### Data lines
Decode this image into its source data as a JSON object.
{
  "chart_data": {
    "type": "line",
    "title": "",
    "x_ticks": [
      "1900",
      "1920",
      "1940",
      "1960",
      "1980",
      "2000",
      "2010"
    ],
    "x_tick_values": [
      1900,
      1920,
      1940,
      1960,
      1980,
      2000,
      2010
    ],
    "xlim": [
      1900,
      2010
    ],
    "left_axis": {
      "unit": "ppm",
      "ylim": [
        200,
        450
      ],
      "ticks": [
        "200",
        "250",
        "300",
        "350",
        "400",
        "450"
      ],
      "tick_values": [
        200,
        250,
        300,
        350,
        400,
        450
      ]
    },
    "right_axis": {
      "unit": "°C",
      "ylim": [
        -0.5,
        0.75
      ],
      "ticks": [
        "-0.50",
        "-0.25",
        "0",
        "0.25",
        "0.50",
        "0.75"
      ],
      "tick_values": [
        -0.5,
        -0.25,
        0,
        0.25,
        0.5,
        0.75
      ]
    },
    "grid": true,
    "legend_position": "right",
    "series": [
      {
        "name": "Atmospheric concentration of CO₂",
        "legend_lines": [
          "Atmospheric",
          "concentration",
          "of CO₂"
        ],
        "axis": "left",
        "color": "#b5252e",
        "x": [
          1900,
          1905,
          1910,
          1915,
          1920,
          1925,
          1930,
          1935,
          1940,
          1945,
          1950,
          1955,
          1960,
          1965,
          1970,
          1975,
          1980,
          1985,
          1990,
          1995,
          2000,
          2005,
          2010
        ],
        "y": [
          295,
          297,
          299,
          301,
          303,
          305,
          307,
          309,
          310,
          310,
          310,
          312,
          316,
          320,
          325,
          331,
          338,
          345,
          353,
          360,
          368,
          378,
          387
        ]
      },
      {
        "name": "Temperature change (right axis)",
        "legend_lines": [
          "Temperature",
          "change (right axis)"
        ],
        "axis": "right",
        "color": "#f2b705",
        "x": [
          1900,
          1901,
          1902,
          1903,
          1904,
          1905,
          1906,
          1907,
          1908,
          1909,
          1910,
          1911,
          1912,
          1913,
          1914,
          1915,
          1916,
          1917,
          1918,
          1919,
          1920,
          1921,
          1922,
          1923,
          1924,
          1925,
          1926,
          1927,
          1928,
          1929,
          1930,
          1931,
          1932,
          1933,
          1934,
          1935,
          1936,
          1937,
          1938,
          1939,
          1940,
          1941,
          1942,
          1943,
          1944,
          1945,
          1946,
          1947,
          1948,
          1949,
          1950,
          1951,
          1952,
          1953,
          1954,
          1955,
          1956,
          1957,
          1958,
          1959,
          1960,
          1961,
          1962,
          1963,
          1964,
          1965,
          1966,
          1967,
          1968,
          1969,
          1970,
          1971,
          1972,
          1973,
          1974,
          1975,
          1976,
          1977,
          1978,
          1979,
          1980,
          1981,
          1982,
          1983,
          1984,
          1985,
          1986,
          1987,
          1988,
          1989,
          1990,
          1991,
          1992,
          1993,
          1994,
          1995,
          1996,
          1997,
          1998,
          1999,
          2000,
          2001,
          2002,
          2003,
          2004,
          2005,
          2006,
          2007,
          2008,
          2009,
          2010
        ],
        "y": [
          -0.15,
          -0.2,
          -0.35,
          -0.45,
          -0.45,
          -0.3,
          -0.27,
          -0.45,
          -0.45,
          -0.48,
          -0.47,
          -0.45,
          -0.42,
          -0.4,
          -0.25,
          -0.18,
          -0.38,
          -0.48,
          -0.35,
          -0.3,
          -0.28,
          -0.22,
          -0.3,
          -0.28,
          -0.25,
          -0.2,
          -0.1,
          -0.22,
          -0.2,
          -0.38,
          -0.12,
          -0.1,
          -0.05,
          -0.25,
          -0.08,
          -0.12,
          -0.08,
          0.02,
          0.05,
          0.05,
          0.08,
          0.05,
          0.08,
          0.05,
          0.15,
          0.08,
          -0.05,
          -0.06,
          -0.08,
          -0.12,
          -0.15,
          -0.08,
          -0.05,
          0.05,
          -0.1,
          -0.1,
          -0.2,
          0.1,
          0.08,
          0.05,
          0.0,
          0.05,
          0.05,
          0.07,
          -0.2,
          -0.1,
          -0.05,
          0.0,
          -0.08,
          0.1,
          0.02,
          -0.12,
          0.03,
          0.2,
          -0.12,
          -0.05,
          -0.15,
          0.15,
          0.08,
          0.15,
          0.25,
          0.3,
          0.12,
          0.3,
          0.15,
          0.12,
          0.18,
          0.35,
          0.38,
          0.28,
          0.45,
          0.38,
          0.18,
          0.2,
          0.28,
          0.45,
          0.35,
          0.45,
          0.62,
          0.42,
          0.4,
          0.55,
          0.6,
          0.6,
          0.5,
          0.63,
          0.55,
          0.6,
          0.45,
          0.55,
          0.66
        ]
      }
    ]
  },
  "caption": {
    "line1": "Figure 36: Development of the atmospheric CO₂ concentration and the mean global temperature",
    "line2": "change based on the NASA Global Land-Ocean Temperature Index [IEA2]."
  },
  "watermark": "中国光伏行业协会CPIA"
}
######
Short task –
Would you restate each of the entries word for word?

Final result –
Decode this image into its source data as a JSON object.
{
  "chart_data": {
    "type": "line",
    "title": "",
    "x_ticks": [
      "1900",
      "1920",
      "1940",
      "1960",
      "1980",
      "2000",
      "2010"
    ],
    "x_tick_values": [
      1900,
      1920,
      1940,
      1960,
      1980,
      2000,
      2010
    ],
    "xlim": [
      1900,
      2010
    ],
    "left_axis": {
      "unit": "ppm",
      "ylim": [
        200,
        450
      ],
      "ticks": [
        "200",
        "250",
        "300",
        "350",
        "400",
        "450"
      ],
      "tick_values": [
        200,
        250,
        300,
        350,
        400,
        450
      ]
    },
    "right_axis": {
      "unit": "°C",
      "ylim": [
        -0.5,
        0.75
      ],
      "ticks": [
        "-0.50",
        "-0.25",
        "0",
        "0.25",
        "0.50",
        "0.75"
      ],
      "tick_values": [
        -0.5,
        -0.25,
        0,
        0.25,
        0.5,
        0.75
      ]
    },
    "grid": true,
    "legend_position": "right",
    "series": [
      {
        "name": "Atmospheric concentration of CO₂",
        "legend_lines": [
          "Atmospheric",
          "concentration",
          "of CO₂"
        ],
        "axis": "left",
        "color": "#b5252e",
        "x": [
          1900,
          1905,
          1910,
          1915,
          1920,
          1925,
          1930,
          1935,
          1940,
          1945,
          1950,
          1955,
          1960,
          1965,
          1970,
          1975,
          1980,
          1985,
          1990,
          1995,
          2000,
          2005,
          2010
        ],
        "y": [
          295,
          297,
          299,
          301,
          303,
          305,
          307,
          309,
          310,
          310,
          310,
          312,
          316,
          320,
          325,
          331,
          338,
          345,
          353,
          360,
          368,
          378,
          387
        ]
      },
      {
        "name": "Temperature change (right axis)",
        "legend_lines": [
          "Temperature",
          "change (right axis)"
        ],
        "axis": "right",
        "color": "#f2b705",
        "x": [
          1900,
          1901,
          1902,
          1903,
          1904,
          1905,
          1906,
          1907,
          1908,
          1909,
          1910,
          1911,
          1912,
          1913,
          1914,
          1915,
          1916,
          1917,
          1918,
          1919,
          1920,
          1921,
          1922,
          1923,
          1924,
          1925,
          1926,
          1927,
          1928,
          1929,
          1930,
          1931,
          1932,
          1933,
          1934,
          1935,
          1936,
          1937,
          1938,
          1939,
          1940,
          1941,
          1942,
          1943,
          1944,
          1945,
          1946,
          1947,
          1948,
          1949,
          1950,
          1951,
          1952,
          1953,
          1954,
          1955,
          1956,
          1957,
          1958,
          1959,
          1960,
          1961,
          1962,
          1963,
          1964,
          1965,
          1966,
          1967,
          1968,
          1969,
          1970,
          1971,
          1972,
          1973,
          1974,
          1975,
          1976,
          1977,
          1978,
          1979,
          1980,
          1981,
          1982,
          1983,
          1984,
          1985,
          1986,
          1987,
          1988,
          1989,
          1990,
          1991,
          1992,
          1993,
          1994,
          1995,
          1996,
          1997,
          1998,
          1999,
          2000,
          2001,
          2002,
          2003,
          2004,
          2005,
          2006,
          2007,
          2008,
          2009,
          2010
        ],
        "y": [
          -0.15,
          -0.2,
          -0.35,
          -0.45,
          -0.45,
          -0.3,
          -0.27,
          -0.45,
          -0.45,
          -0.48,
          -0.47,
          -0.45,
          -0.42,
          -0.4,
          -0.25,
          -0.18,
          -0.38,
          -0.48,
          -0.35,
          -0.3,
          -0.28,
          -0.22,
          -0.3,
          -0.28,
          -0.25,
          -0.2,
          -0.1,
          -0.22,
          -0.2,
          -0.38,
          -0.12,
          -0.1,
          -0.05,
          -0.25,
          -0.08,
          -0.12,
          -0.08,
          0.02,
          0.05,
          0.05,
          0.08,
          0.05,
          0.08,
          0.05,
          0.15,
          0.08,
          -0.05,
          -0.06,
          -0.08,
          -0.12,
          -0.15,
          -0.08,
          -0.05,
          0.05,
          -0.1,
          -0.1,
          -0.2,
          0.1,
          0.08,
          0.05,
          0.0,
          0.05,
          0.05,
          0.07,
          -0.2,
          -0.1,
          -0.05,
          0.0,
          -0.08,
          0.1,
          0.02,
          -0.12,
          0.03,
          0.2,
          -0.12,
          -0.05,
          -0.15,
          0.15,
          0.08,
          0.15,
          0.25,
          0.3,
          0.12,
          0.3,
          0.15,
          0.12,
          0.18,
          0.35,
          0.38,
          0.28,
          0.45,
          0.38,
          0.18,
          0.2,
          0.28,
          0.45,
          0.35,
          0.45,
          0.62,
          0.42,
          0.4,
          0.55,
          0.6,
          0.6,
          0.5,
          0.63,
          0.55,
          0.6,
          0.45,
          0.55,
          0.66
        ]
      }
    ]
  },
  "caption": {
    "line1": "Figure 36: Development of the atmospheric CO₂ concentration and the mean global temperature",
    "line2": "change based on the NASA Global Land-Ocean Temperature Index [IEA2]."
  },
  "watermark": "中国光伏行业协会CPIA"
}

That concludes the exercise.